** BEGIN The records **

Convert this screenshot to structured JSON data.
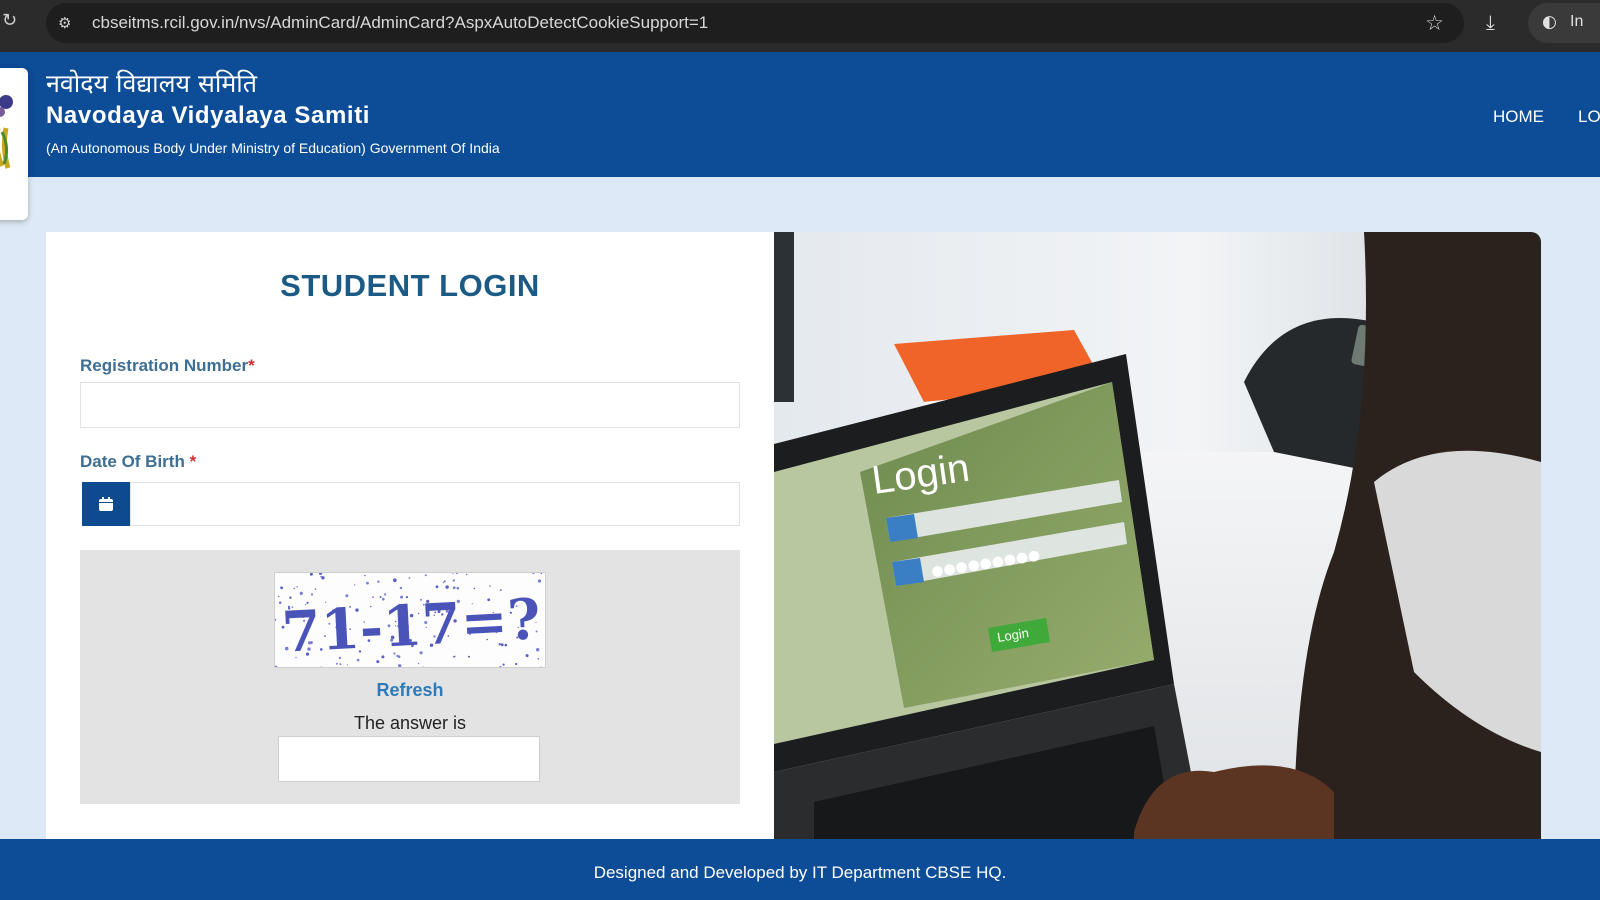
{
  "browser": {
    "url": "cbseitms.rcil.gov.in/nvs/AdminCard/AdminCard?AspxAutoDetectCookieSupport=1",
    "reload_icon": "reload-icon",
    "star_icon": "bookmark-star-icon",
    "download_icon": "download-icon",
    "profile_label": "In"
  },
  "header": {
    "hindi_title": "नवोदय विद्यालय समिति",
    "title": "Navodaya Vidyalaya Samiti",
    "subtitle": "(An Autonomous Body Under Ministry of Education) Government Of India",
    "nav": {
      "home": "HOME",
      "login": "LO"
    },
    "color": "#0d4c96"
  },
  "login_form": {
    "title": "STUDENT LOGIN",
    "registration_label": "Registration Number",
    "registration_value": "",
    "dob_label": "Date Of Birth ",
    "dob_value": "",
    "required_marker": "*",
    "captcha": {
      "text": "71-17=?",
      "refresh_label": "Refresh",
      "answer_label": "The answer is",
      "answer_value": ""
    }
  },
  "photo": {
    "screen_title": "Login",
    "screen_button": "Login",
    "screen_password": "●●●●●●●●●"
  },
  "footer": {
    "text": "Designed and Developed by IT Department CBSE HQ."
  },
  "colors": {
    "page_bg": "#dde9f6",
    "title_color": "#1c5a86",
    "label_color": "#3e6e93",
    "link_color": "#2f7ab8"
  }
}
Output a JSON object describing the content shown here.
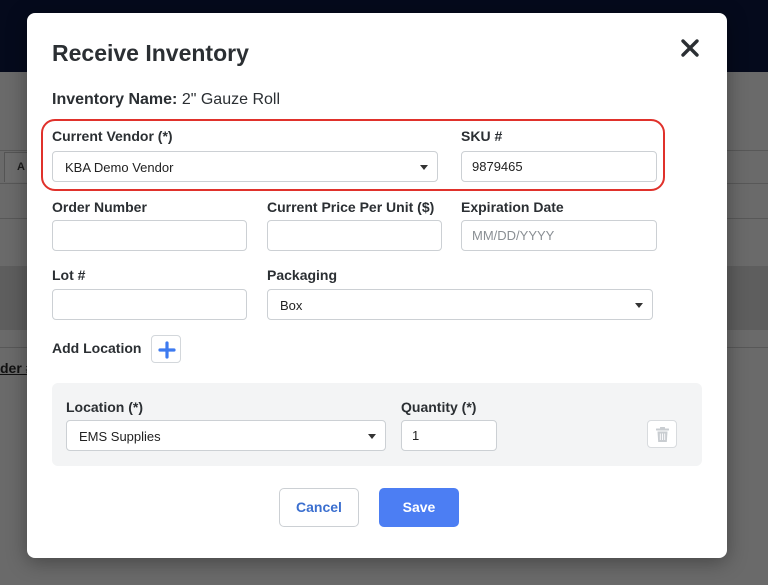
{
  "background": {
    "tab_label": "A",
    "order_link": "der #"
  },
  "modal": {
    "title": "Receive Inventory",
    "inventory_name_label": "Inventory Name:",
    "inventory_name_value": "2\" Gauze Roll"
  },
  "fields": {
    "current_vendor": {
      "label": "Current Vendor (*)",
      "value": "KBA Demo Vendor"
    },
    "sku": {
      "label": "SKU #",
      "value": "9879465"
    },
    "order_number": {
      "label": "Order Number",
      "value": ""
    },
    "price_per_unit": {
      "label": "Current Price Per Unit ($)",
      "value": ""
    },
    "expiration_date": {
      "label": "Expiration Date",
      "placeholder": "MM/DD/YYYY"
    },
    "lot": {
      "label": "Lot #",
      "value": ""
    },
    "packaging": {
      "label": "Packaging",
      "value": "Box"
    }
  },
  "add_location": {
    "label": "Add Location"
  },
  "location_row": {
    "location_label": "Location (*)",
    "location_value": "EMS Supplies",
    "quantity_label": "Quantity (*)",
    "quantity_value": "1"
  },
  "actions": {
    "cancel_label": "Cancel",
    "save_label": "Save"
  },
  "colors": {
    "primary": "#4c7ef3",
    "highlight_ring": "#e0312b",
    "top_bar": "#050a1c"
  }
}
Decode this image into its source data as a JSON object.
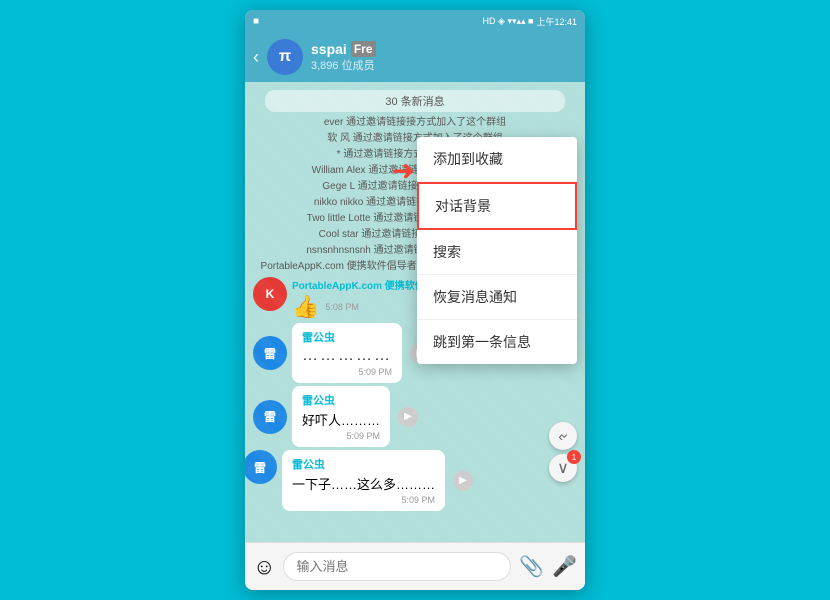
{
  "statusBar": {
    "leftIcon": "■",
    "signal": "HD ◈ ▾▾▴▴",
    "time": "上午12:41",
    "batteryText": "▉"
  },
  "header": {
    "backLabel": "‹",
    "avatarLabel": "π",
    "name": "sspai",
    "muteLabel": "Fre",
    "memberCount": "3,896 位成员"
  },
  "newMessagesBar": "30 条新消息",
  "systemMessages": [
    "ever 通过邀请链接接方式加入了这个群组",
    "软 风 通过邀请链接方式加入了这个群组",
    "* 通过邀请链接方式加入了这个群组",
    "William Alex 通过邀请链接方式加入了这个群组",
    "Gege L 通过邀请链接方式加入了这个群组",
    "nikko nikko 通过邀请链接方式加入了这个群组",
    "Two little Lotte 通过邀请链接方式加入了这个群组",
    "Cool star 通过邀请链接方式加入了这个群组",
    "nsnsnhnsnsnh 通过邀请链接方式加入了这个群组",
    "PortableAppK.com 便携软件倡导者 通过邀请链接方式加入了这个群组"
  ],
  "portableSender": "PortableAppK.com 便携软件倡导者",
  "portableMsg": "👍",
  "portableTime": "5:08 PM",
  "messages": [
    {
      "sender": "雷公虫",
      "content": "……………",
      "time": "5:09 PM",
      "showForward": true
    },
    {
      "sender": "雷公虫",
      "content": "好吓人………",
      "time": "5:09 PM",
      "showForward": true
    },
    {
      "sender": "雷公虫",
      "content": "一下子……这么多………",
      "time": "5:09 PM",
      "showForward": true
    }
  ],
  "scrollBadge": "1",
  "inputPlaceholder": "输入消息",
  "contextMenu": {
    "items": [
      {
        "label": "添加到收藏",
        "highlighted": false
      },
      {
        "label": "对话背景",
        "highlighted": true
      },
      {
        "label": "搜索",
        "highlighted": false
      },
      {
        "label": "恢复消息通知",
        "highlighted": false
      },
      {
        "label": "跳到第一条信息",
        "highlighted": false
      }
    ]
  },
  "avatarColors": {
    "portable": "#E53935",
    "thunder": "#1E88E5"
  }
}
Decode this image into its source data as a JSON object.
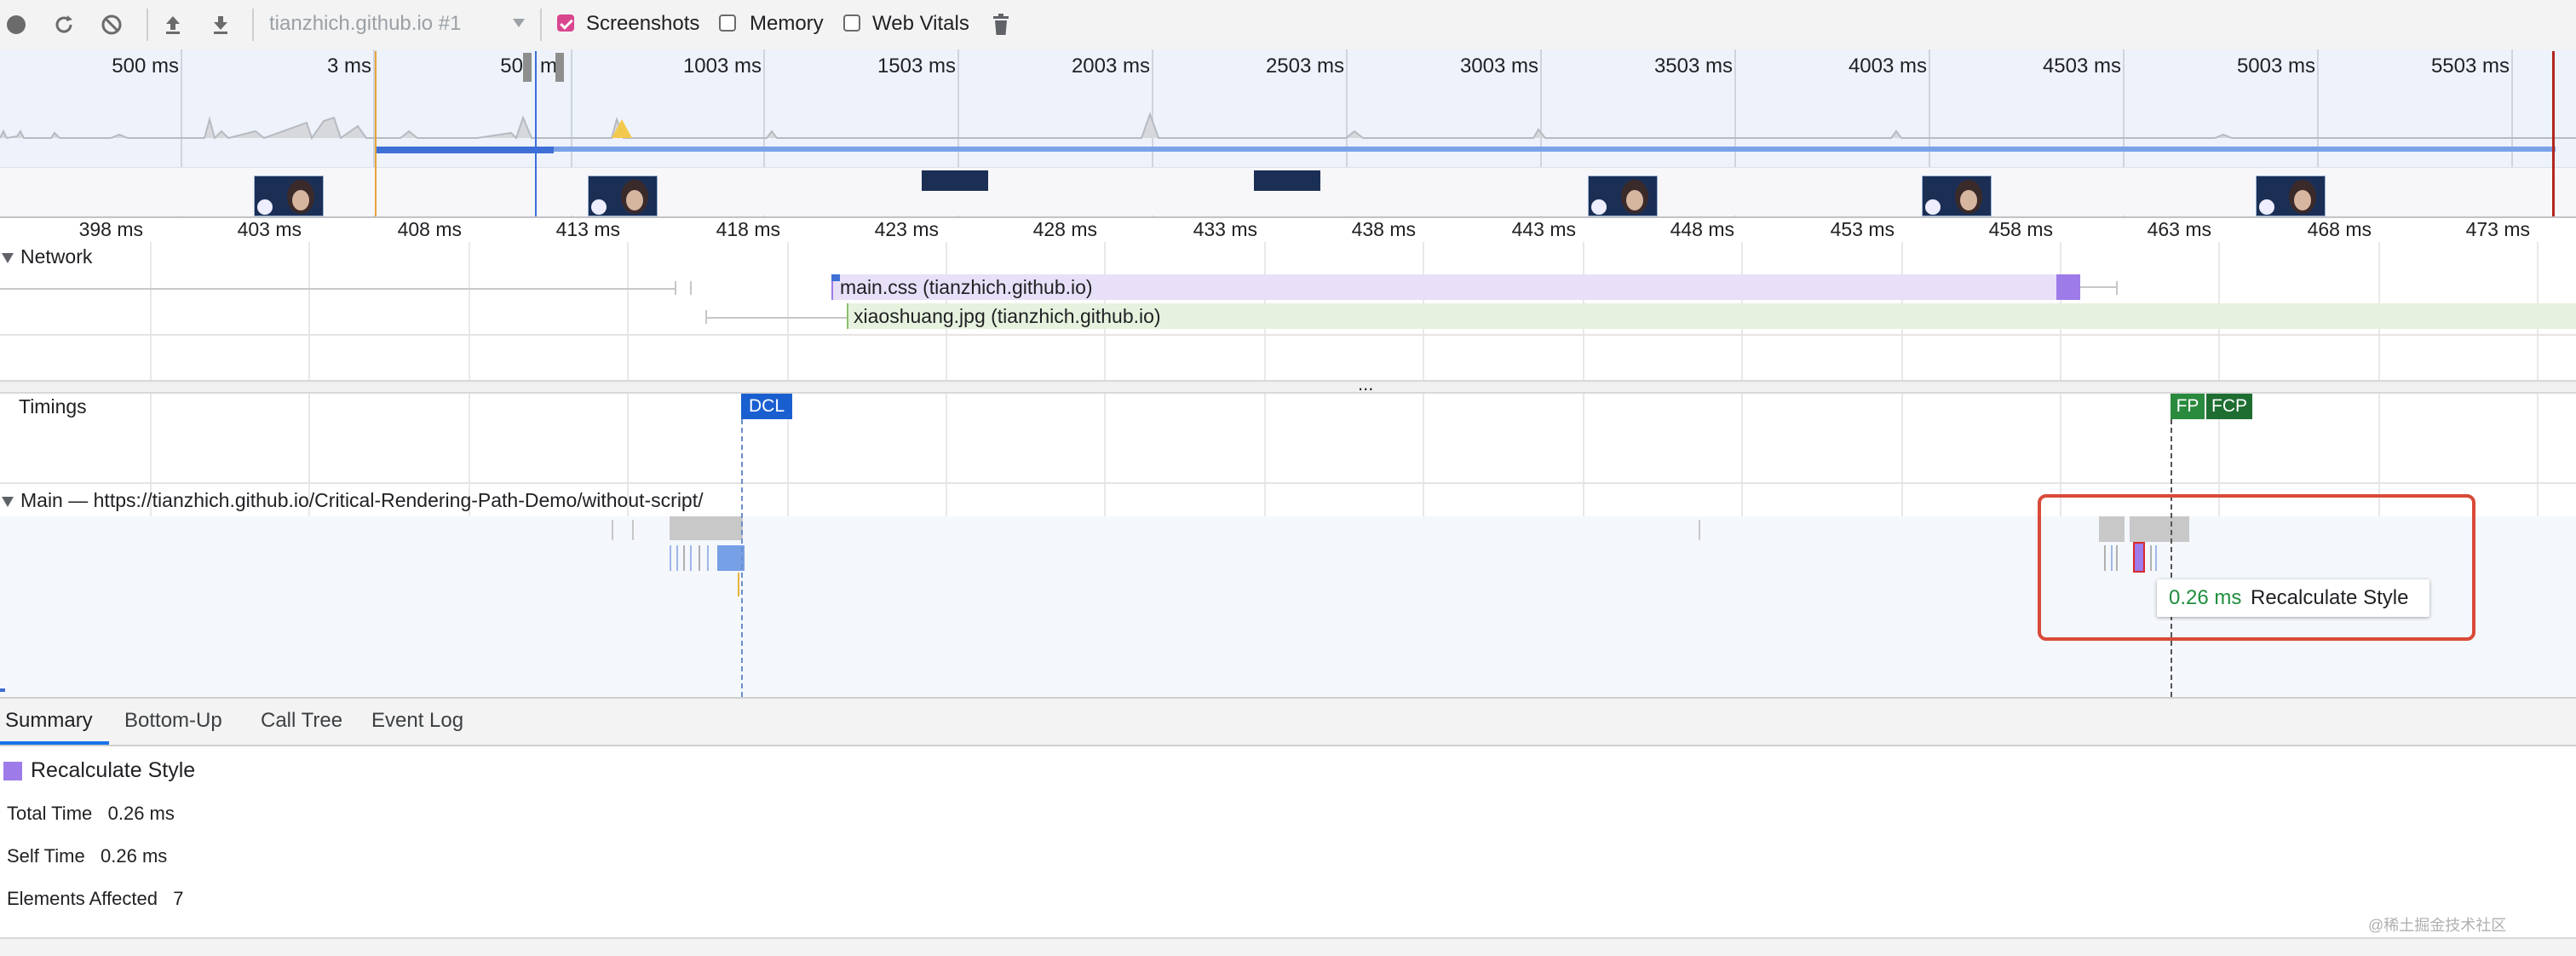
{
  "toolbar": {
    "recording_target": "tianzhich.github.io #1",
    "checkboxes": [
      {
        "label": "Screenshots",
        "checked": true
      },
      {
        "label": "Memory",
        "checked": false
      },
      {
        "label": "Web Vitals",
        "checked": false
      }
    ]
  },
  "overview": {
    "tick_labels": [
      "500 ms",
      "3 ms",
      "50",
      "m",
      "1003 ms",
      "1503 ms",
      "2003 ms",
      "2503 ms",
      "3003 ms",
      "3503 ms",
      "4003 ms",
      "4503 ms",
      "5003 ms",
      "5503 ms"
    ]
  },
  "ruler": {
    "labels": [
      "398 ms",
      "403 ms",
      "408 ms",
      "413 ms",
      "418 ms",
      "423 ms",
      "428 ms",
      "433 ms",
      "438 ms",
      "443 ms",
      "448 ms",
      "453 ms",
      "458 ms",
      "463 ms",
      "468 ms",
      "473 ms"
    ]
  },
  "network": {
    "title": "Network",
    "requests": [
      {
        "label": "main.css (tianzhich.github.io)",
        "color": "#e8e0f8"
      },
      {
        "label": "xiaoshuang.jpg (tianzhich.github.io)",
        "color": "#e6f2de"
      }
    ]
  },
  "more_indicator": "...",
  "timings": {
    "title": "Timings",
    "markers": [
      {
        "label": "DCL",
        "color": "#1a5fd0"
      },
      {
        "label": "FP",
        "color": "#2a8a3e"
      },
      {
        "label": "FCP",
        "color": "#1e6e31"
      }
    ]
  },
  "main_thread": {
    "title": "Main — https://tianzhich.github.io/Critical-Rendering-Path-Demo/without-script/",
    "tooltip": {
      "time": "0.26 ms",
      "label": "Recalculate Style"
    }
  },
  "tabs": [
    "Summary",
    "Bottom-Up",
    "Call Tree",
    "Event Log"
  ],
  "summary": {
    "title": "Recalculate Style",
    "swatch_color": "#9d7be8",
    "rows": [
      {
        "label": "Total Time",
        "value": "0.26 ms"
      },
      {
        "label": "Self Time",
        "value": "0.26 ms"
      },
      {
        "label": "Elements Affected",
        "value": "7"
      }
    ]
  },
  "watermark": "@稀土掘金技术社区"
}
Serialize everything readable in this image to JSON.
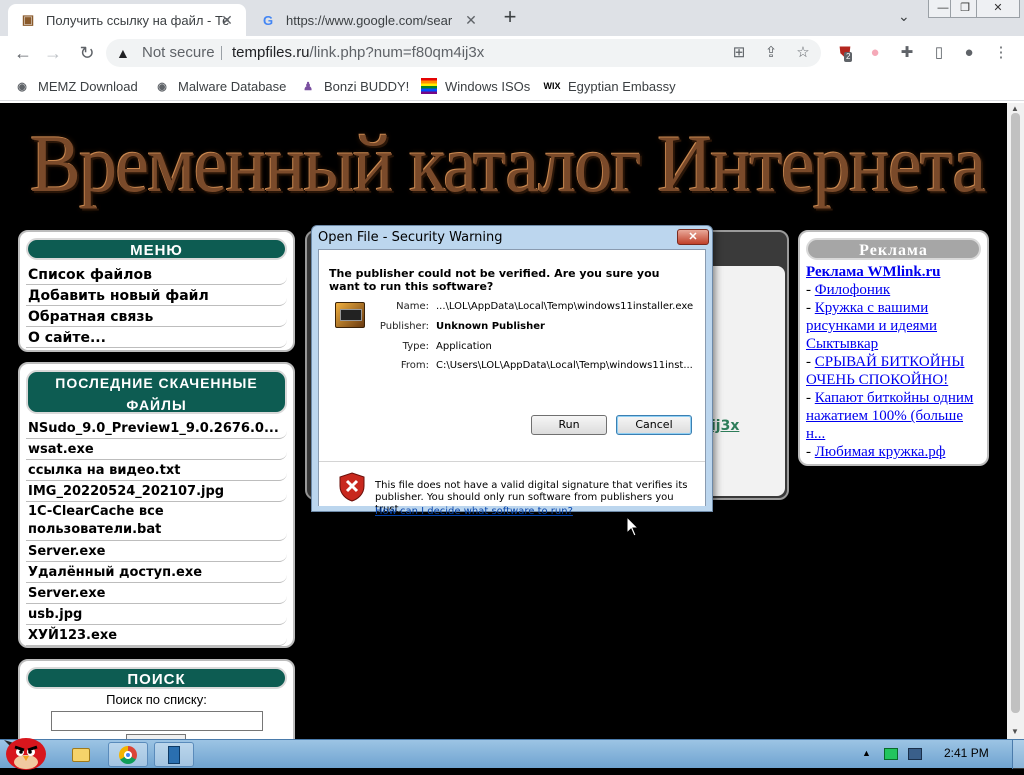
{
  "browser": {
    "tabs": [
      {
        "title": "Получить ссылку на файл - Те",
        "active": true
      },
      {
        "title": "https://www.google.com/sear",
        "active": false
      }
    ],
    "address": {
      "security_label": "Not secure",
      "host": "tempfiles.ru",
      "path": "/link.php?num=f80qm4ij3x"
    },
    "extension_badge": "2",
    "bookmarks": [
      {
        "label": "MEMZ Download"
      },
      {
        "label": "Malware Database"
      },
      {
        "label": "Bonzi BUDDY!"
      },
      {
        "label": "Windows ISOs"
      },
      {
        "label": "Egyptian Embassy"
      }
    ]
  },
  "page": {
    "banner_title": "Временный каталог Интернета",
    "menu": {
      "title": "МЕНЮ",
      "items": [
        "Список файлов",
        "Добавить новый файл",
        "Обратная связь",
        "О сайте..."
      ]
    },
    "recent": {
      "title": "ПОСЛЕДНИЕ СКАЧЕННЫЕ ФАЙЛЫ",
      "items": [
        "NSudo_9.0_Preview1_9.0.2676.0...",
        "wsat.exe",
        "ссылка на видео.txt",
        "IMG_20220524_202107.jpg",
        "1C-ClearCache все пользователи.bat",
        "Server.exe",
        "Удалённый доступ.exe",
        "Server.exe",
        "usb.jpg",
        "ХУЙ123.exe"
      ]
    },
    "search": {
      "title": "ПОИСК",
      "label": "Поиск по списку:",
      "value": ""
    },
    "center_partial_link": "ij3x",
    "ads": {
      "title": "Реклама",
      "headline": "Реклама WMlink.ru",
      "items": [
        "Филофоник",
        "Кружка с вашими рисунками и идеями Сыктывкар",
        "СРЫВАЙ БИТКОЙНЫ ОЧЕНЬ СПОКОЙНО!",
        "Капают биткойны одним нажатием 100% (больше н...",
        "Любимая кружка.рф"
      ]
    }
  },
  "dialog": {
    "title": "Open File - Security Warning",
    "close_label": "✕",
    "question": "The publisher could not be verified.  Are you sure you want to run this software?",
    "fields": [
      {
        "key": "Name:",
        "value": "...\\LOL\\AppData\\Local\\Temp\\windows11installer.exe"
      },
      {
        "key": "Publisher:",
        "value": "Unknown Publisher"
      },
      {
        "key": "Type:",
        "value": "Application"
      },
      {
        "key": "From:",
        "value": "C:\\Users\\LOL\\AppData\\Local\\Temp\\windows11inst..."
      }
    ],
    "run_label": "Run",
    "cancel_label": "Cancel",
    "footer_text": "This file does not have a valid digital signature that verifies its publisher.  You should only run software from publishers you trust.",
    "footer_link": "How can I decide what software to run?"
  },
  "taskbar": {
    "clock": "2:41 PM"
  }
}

** END The records **

**What the task requires:** Gather each line from the entries above that includes the word "AppData".

**Solution for this problem:**
        "value": "...\\LOL\\AppData\\Local\\Temp\\windows11installer.exe"
        "value": "C:\\Users\\LOL\\AppData\\Local\\Temp\\windows11inst..."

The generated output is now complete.